Collected data
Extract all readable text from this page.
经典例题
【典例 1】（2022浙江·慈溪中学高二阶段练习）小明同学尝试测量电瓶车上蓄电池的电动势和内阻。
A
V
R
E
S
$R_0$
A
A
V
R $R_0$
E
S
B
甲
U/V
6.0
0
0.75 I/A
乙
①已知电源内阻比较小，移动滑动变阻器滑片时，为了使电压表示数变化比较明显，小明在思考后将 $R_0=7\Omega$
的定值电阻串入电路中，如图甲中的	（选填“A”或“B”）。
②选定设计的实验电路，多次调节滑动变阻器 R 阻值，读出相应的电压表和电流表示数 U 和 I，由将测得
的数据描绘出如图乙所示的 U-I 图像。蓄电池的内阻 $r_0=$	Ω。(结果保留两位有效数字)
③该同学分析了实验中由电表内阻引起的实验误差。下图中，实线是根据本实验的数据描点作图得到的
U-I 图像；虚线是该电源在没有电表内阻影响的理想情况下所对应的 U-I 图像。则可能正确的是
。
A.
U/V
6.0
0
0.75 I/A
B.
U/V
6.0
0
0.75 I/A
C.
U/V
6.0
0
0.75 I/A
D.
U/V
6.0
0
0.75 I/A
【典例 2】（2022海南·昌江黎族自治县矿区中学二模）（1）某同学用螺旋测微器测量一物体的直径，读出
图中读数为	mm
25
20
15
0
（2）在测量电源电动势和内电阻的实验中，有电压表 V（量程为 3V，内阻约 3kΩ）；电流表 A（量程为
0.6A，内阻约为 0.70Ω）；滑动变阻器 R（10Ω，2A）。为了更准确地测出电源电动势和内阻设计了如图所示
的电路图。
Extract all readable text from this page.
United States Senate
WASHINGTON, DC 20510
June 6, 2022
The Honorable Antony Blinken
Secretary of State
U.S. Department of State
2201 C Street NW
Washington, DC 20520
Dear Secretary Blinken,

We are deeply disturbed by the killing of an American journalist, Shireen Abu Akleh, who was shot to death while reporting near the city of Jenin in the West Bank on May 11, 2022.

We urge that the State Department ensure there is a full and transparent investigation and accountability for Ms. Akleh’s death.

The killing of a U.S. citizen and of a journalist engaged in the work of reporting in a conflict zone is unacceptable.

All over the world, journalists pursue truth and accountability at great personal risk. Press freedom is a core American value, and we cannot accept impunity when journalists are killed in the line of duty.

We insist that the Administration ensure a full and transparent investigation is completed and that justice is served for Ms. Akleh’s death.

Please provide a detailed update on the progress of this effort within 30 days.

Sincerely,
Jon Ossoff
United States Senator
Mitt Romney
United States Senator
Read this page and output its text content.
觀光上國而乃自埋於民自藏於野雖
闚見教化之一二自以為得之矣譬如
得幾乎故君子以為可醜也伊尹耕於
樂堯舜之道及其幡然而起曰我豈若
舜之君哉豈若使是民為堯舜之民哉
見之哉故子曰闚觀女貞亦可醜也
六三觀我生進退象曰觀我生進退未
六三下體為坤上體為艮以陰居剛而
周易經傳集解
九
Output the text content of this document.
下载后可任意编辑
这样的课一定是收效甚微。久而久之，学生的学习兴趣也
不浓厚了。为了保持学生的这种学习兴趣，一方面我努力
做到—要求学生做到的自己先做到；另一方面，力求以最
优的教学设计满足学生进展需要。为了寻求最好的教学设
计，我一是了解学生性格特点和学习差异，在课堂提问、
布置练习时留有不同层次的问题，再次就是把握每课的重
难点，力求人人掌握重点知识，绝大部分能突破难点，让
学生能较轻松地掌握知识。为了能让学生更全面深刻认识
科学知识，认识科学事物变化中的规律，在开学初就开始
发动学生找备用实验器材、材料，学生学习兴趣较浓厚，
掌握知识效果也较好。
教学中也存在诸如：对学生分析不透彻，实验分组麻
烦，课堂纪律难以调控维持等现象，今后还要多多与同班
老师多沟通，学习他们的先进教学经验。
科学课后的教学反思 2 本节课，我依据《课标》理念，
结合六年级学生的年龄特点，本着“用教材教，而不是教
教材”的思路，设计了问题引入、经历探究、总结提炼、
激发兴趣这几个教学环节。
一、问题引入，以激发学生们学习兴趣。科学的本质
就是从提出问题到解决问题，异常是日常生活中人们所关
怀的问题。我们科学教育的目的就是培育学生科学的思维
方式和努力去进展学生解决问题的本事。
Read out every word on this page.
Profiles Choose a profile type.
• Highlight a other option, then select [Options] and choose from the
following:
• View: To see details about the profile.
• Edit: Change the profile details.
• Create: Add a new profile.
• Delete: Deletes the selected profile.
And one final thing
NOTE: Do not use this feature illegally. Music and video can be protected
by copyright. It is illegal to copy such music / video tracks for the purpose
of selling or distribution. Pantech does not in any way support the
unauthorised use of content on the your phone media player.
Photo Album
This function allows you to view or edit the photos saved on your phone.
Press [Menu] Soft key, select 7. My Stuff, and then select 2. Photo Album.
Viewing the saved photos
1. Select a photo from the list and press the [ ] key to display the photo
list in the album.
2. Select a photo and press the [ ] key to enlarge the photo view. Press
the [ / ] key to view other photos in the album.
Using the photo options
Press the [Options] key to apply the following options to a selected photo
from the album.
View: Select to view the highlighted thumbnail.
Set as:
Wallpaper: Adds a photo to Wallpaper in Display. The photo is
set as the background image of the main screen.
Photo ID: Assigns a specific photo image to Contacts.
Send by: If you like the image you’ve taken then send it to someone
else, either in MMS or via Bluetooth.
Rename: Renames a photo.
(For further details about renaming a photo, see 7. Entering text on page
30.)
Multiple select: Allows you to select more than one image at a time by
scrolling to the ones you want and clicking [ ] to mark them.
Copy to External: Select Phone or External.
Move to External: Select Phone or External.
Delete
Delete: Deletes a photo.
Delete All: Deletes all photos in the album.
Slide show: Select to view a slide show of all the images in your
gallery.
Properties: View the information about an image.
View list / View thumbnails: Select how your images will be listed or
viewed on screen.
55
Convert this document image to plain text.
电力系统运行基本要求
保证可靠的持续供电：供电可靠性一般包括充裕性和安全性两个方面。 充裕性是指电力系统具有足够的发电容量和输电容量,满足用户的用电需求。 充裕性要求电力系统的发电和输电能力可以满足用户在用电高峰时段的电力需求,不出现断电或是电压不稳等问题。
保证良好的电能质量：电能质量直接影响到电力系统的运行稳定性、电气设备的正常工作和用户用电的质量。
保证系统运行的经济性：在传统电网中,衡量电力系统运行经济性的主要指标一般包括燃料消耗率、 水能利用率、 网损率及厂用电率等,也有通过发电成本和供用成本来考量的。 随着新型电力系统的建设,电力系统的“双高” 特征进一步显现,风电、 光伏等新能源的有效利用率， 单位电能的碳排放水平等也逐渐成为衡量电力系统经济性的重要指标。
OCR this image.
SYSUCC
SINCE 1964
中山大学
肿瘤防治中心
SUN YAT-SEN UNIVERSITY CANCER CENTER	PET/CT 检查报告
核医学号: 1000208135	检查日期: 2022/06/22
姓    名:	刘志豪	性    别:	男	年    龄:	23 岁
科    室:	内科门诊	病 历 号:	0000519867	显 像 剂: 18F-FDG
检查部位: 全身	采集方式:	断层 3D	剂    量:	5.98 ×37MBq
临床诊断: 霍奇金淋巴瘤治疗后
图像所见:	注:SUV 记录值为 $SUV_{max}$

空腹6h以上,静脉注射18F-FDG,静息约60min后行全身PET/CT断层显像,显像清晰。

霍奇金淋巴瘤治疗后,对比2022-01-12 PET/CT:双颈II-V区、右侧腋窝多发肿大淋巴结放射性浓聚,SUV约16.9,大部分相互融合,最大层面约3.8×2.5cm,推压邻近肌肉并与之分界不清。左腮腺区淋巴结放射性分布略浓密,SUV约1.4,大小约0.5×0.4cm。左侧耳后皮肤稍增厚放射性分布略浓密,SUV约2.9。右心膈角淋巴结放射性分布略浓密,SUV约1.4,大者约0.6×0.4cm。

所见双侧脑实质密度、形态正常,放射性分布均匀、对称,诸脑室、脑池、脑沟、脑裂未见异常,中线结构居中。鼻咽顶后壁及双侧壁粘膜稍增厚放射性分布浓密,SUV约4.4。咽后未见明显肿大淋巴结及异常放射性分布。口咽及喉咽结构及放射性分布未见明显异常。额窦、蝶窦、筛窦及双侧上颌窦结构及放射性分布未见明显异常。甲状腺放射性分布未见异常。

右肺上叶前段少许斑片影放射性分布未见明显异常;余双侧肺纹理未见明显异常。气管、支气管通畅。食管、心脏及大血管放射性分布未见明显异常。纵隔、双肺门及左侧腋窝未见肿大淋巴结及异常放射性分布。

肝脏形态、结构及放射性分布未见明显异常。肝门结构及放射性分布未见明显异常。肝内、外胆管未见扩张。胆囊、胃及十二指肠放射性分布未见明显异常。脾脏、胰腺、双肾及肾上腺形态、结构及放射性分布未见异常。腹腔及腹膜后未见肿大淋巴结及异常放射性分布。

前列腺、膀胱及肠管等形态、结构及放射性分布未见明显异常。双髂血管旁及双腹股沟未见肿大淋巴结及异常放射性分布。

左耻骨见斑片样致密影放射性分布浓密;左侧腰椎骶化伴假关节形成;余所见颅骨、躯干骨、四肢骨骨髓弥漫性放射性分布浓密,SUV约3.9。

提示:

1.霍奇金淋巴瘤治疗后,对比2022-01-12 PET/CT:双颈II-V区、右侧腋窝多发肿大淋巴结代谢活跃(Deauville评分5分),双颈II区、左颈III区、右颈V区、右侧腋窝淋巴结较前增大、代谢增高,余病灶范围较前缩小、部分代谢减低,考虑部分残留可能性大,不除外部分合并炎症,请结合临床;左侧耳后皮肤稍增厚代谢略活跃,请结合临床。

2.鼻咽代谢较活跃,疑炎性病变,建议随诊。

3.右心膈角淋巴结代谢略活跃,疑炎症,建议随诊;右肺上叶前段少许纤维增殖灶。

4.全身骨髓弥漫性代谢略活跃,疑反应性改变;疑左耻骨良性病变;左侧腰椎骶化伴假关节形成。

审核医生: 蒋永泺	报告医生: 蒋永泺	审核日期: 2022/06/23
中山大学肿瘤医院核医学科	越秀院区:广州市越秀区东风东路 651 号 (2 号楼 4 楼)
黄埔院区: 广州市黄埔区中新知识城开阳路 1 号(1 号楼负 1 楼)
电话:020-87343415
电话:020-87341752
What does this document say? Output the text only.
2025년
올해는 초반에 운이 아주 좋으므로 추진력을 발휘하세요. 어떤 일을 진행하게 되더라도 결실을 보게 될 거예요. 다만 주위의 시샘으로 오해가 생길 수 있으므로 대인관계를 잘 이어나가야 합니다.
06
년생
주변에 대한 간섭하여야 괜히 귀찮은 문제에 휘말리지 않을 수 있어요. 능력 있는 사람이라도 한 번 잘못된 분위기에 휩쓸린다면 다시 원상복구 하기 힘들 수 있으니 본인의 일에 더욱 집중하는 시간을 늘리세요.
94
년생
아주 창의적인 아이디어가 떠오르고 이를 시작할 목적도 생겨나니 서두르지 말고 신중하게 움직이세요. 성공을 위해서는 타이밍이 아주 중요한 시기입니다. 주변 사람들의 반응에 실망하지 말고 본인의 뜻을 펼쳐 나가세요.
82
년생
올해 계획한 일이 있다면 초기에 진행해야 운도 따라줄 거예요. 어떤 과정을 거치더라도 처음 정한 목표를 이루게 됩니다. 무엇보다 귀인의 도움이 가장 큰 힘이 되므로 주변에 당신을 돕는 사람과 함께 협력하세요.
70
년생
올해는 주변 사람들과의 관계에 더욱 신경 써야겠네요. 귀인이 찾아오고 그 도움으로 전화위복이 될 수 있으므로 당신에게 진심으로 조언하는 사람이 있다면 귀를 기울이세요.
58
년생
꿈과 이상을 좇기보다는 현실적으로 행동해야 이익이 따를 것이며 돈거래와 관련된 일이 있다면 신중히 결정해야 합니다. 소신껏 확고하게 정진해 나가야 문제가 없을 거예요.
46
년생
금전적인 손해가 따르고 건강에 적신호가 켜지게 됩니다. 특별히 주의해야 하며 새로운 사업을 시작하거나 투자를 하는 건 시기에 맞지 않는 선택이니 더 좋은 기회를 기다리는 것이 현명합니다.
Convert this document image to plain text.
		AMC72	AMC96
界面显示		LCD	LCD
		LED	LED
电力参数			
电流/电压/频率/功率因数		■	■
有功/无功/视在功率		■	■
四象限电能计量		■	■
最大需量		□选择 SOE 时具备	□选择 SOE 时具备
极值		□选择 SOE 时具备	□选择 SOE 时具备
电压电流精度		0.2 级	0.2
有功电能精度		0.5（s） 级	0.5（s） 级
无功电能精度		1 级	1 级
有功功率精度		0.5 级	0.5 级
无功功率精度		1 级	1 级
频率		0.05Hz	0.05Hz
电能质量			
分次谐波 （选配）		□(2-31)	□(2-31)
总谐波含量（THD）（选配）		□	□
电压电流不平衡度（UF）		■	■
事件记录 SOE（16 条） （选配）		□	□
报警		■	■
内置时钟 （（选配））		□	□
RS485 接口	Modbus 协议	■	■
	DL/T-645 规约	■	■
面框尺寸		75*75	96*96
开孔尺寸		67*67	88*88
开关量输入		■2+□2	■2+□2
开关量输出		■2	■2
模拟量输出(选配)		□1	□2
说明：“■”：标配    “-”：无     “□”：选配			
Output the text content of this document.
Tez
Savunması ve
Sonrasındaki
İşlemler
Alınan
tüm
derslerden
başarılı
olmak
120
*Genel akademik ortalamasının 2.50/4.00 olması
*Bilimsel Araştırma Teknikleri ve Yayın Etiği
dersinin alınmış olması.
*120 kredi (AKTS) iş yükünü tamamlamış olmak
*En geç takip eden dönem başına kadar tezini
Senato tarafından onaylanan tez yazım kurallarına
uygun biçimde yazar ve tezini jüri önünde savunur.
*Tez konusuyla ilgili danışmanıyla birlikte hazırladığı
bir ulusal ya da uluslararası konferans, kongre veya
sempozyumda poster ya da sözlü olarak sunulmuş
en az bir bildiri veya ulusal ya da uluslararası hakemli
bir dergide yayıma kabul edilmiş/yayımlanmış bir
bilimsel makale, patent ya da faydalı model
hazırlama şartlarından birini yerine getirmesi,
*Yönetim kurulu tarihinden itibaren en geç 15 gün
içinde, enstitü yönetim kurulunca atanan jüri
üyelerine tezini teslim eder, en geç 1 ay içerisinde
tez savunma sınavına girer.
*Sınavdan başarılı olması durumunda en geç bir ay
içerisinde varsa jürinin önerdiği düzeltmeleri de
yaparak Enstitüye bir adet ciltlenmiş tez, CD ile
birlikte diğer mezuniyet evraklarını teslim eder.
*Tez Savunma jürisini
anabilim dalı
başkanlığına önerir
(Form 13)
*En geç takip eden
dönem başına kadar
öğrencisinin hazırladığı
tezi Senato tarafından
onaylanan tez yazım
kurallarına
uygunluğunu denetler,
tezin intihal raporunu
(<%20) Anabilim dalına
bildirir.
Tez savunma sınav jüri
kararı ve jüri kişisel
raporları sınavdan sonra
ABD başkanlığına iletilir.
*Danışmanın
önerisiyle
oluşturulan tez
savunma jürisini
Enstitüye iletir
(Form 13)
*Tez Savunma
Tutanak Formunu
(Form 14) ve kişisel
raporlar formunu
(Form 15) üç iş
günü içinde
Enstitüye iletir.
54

Problem requirements
Where a line holds the string "hazırladığı", copy that line.

Solution to this exercise
*Tez konusuyla ilgili danışmanıyla birlikte hazırladığı
öğrencisinin hazırladığı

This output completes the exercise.